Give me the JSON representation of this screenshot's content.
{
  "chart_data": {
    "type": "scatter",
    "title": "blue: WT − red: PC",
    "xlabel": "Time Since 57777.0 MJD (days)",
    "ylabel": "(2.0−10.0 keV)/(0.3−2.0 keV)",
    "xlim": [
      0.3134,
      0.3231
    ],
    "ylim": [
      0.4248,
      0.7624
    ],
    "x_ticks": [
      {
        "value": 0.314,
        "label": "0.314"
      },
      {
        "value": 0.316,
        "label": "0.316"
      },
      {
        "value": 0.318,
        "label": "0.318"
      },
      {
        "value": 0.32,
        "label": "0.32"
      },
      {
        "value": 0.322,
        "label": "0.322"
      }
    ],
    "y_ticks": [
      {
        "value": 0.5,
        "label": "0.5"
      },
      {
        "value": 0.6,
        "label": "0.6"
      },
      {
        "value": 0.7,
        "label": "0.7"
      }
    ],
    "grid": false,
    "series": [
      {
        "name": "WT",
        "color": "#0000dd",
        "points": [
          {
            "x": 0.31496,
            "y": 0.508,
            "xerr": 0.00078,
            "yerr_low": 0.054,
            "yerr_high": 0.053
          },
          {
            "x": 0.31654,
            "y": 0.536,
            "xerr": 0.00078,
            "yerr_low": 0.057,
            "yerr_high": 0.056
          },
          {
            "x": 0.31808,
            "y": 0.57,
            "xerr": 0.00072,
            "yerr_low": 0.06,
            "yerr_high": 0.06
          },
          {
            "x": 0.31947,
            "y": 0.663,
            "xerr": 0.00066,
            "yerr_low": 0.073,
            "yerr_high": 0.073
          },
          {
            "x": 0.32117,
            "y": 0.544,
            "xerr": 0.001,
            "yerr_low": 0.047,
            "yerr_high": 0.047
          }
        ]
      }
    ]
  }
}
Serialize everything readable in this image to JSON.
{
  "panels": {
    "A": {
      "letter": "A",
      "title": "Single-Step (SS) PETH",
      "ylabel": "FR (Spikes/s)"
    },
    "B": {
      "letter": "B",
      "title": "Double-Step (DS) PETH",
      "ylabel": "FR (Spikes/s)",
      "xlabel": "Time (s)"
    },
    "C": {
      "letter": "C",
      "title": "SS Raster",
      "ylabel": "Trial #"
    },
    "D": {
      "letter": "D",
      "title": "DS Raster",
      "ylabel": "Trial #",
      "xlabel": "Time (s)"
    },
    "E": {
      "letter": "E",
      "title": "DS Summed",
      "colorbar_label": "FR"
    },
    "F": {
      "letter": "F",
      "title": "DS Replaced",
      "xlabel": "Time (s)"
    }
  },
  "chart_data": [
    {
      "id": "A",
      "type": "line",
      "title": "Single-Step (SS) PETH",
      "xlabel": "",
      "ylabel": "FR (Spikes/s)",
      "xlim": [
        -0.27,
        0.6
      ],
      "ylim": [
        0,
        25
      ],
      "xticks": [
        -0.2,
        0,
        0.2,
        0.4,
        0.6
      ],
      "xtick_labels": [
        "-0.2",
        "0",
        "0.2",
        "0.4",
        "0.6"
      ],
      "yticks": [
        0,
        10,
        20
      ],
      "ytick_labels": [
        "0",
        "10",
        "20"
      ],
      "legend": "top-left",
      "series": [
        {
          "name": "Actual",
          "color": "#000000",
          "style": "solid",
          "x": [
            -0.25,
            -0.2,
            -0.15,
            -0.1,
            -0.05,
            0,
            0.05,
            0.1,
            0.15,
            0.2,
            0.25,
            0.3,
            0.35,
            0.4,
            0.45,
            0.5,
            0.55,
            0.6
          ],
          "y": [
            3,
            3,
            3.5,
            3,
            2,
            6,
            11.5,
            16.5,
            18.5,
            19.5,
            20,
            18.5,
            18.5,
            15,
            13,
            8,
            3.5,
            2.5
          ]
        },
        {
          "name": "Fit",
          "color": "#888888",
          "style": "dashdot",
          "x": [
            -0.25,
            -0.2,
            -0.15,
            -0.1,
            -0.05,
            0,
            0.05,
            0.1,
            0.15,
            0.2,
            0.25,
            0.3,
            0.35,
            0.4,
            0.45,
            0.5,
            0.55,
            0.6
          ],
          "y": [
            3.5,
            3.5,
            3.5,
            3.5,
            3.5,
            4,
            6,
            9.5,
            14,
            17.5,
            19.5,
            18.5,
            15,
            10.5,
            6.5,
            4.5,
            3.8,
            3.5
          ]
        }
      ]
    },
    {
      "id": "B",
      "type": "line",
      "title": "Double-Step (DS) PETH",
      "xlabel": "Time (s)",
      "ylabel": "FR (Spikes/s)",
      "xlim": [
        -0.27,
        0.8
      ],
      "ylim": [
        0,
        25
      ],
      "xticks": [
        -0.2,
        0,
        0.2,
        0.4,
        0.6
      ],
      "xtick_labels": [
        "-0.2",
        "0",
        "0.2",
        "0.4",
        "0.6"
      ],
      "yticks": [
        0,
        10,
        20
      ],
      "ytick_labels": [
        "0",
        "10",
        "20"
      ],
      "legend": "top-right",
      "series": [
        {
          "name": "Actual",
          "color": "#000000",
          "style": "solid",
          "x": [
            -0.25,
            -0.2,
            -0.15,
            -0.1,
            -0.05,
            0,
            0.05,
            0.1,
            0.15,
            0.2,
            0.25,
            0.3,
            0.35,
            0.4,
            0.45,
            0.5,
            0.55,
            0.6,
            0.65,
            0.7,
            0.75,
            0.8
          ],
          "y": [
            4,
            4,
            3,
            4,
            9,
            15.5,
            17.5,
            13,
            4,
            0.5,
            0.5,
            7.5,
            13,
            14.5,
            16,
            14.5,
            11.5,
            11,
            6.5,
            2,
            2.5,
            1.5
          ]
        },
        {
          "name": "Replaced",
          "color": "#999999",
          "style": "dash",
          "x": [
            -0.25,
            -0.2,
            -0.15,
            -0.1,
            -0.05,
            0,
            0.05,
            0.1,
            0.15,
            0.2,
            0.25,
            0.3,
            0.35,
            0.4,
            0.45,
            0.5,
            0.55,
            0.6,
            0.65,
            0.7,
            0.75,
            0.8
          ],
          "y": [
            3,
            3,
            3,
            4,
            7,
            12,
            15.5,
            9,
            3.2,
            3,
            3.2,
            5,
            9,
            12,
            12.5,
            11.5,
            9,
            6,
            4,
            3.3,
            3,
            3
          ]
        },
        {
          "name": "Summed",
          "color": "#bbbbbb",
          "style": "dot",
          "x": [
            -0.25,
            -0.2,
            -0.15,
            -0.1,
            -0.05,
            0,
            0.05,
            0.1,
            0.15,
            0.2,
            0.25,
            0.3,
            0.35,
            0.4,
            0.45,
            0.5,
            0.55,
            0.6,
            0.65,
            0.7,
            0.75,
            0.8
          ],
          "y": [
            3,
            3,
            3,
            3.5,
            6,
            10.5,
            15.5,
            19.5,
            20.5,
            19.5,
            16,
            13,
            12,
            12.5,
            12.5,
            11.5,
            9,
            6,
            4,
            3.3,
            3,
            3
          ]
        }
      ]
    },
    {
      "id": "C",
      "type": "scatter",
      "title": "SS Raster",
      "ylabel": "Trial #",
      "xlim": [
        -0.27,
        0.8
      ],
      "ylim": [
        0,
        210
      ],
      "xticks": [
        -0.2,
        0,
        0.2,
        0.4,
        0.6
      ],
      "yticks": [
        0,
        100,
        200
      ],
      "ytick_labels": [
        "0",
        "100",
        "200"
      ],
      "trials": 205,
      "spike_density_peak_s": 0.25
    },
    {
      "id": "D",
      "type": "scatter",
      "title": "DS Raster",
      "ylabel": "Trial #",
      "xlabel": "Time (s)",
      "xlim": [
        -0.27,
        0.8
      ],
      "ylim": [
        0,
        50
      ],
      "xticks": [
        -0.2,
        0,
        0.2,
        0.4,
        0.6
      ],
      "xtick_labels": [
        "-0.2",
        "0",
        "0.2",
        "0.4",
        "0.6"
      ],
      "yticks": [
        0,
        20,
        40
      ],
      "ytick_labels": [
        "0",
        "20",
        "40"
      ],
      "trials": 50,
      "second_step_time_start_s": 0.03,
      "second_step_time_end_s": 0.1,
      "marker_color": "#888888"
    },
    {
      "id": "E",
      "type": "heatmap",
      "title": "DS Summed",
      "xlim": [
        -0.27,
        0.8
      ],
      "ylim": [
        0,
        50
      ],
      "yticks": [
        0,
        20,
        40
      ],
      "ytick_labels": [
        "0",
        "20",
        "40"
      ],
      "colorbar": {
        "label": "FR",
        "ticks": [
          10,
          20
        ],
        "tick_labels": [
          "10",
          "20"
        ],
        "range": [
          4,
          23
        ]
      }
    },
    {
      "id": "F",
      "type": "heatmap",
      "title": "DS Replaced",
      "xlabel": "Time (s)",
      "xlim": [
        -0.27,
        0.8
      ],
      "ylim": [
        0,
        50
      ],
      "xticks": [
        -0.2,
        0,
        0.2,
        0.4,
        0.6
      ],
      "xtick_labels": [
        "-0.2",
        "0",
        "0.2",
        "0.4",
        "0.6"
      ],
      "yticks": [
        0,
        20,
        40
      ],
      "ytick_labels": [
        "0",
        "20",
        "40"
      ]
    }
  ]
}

☆ ☆ ☆

- DIRECTION
Extract each line from the entries above that contains the string "xerr".

- ANSWER TO THIS EXERCISE
            "xerr": 0.00078,
            "xerr": 0.00078,
            "xerr": 0.00072,
            "xerr": 0.00066,
            "xerr": 0.001,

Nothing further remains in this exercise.